→ RECORDS SHOWN:
------------------------------------------------------------------------

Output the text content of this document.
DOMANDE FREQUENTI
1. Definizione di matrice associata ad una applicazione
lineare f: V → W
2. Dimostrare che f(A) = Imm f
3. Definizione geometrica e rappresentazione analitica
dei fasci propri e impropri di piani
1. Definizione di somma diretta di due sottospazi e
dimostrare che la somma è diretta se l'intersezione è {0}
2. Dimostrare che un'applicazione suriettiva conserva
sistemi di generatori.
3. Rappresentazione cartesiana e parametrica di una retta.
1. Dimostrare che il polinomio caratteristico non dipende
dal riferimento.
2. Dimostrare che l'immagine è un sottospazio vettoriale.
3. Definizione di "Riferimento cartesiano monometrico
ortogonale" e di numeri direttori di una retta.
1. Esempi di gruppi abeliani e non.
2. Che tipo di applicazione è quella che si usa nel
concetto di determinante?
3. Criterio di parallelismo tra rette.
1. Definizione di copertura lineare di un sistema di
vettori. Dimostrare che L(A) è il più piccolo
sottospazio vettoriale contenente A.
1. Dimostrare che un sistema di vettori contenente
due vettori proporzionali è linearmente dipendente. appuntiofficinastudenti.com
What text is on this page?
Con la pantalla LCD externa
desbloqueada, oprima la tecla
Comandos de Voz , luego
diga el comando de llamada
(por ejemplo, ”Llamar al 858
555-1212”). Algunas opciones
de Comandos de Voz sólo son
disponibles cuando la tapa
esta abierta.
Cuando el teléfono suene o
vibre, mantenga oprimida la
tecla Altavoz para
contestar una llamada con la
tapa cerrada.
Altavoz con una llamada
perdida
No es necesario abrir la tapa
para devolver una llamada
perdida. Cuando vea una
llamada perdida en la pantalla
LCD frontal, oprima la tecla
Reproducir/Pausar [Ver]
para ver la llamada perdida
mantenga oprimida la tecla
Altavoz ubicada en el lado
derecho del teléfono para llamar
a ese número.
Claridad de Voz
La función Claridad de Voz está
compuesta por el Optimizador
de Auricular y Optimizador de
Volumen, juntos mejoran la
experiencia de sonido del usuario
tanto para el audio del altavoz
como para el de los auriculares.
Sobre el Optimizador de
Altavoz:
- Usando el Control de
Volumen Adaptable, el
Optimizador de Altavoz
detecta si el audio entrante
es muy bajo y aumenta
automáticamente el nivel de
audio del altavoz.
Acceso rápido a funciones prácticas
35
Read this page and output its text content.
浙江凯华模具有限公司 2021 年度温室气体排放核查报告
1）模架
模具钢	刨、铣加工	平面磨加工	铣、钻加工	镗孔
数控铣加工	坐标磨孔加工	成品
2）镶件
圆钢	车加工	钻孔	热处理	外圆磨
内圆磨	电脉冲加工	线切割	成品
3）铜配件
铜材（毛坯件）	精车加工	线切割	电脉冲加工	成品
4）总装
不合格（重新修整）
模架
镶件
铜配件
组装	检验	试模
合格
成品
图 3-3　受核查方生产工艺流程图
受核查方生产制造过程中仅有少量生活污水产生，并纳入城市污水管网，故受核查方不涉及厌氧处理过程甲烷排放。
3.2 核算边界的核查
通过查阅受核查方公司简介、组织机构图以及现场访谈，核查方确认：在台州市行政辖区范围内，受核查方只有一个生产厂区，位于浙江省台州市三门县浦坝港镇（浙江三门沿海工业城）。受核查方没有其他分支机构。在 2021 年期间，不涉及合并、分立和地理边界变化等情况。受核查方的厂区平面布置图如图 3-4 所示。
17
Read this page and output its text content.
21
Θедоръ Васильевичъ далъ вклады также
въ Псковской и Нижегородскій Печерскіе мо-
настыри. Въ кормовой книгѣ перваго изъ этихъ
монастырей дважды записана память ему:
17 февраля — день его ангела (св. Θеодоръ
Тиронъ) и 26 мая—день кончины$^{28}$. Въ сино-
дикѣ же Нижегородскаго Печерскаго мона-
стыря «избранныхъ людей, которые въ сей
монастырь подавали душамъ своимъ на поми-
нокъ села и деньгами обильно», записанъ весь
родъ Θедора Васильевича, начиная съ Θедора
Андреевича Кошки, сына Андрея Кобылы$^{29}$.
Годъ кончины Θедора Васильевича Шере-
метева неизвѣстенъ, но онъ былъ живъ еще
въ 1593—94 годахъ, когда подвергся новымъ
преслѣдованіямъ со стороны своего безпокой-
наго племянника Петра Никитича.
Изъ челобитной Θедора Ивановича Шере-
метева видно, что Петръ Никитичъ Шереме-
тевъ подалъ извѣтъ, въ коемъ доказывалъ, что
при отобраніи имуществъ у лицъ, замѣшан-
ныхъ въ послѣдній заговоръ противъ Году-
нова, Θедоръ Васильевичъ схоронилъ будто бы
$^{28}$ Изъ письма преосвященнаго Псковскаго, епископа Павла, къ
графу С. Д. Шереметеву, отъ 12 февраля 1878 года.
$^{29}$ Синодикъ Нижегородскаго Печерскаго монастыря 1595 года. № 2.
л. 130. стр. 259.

------------------------------------------------------------------------

→ EXERCISE GOAL:
The data above must be returned in full, exactly as written.

→ RESPONSE:
Output the text content of this document.
DOMANDE FREQUENTI
1. Definizione di matrice associata ad una applicazione
lineare f: V → W
2. Dimostrare che f(A) = Imm f
3. Definizione geometrica e rappresentazione analitica
dei fasci propri e impropri di piani
1. Definizione di somma diretta di due sottospazi e
dimostrare che la somma è diretta se l'intersezione è {0}
2. Dimostrare che un'applicazione suriettiva conserva
sistemi di generatori.
3. Rappresentazione cartesiana e parametrica di una retta.
1. Dimostrare che il polinomio caratteristico non dipende
dal riferimento.
2. Dimostrare che l'immagine è un sottospazio vettoriale.
3. Definizione di "Riferimento cartesiano monometrico
ortogonale" e di numeri direttori di una retta.
1. Esempi di gruppi abeliani e non.
2. Che tipo di applicazione è quella che si usa nel
concetto di determinante?
3. Criterio di parallelismo tra rette.
1. Definizione di copertura lineare di un sistema di
vettori. Dimostrare che L(A) è il più piccolo
sottospazio vettoriale contenente A.
1. Dimostrare che un sistema di vettori contenente
due vettori proporzionali è linearmente dipendente. appuntiofficinastudenti.com
What text is on this page?
Con la pantalla LCD externa
desbloqueada, oprima la tecla
Comandos de Voz , luego
diga el comando de llamada
(por ejemplo, ”Llamar al 858
555-1212”). Algunas opciones
de Comandos de Voz sólo son
disponibles cuando la tapa
esta abierta.
Cuando el teléfono suene o
vibre, mantenga oprimida la
tecla Altavoz para
contestar una llamada con la
tapa cerrada.
Altavoz con una llamada
perdida
No es necesario abrir la tapa
para devolver una llamada
perdida. Cuando vea una
llamada perdida en la pantalla
LCD frontal, oprima la tecla
Reproducir/Pausar [Ver]
para ver la llamada perdida
mantenga oprimida la tecla
Altavoz ubicada en el lado
derecho del teléfono para llamar
a ese número.
Claridad de Voz
La función Claridad de Voz está
compuesta por el Optimizador
de Auricular y Optimizador de
Volumen, juntos mejoran la
experiencia de sonido del usuario
tanto para el audio del altavoz
como para el de los auriculares.
Sobre el Optimizador de
Altavoz:
- Usando el Control de
Volumen Adaptable, el
Optimizador de Altavoz
detecta si el audio entrante
es muy bajo y aumenta
automáticamente el nivel de
audio del altavoz.
Acceso rápido a funciones prácticas
35
Read this page and output its text content.
浙江凯华模具有限公司 2021 年度温室气体排放核查报告
1）模架
模具钢	刨、铣加工	平面磨加工	铣、钻加工	镗孔
数控铣加工	坐标磨孔加工	成品
2）镶件
圆钢	车加工	钻孔	热处理	外圆磨
内圆磨	电脉冲加工	线切割	成品
3）铜配件
铜材（毛坯件）	精车加工	线切割	电脉冲加工	成品
4）总装
不合格（重新修整）
模架
镶件
铜配件
组装	检验	试模
合格
成品
图 3-3　受核查方生产工艺流程图
受核查方生产制造过程中仅有少量生活污水产生，并纳入城市污水管网，故受核查方不涉及厌氧处理过程甲烷排放。
3.2 核算边界的核查
通过查阅受核查方公司简介、组织机构图以及现场访谈，核查方确认：在台州市行政辖区范围内，受核查方只有一个生产厂区，位于浙江省台州市三门县浦坝港镇（浙江三门沿海工业城）。受核查方没有其他分支机构。在 2021 年期间，不涉及合并、分立和地理边界变化等情况。受核查方的厂区平面布置图如图 3-4 所示。
17
Read this page and output its text content.
21
Θедоръ Васильевичъ далъ вклады также
въ Псковской и Нижегородскій Печерскіе мо-
настыри. Въ кормовой книгѣ перваго изъ этихъ
монастырей дважды записана память ему:
17 февраля — день его ангела (св. Θеодоръ
Тиронъ) и 26 мая—день кончины$^{28}$. Въ сино-
дикѣ же Нижегородскаго Печерскаго мона-
стыря «избранныхъ людей, которые въ сей
монастырь подавали душамъ своимъ на поми-
нокъ села и деньгами обильно», записанъ весь
родъ Θедора Васильевича, начиная съ Θедора
Андреевича Кошки, сына Андрея Кобылы$^{29}$.
Годъ кончины Θедора Васильевича Шере-
метева неизвѣстенъ, но онъ былъ живъ еще
въ 1593—94 годахъ, когда подвергся новымъ
преслѣдованіямъ со стороны своего безпокой-
наго племянника Петра Никитича.
Изъ челобитной Θедора Ивановича Шере-
метева видно, что Петръ Никитичъ Шереме-
тевъ подалъ извѣтъ, въ коемъ доказывалъ, что
при отобраніи имуществъ у лицъ, замѣшан-
ныхъ въ послѣдній заговоръ противъ Году-
нова, Θедоръ Васильевичъ схоронилъ будто бы
$^{28}$ Изъ письма преосвященнаго Псковскаго, епископа Павла, къ
графу С. Д. Шереметеву, отъ 12 февраля 1878 года.
$^{29}$ Синодикъ Нижегородскаго Печерскаго монастыря 1595 года. № 2.
л. 130. стр. 259.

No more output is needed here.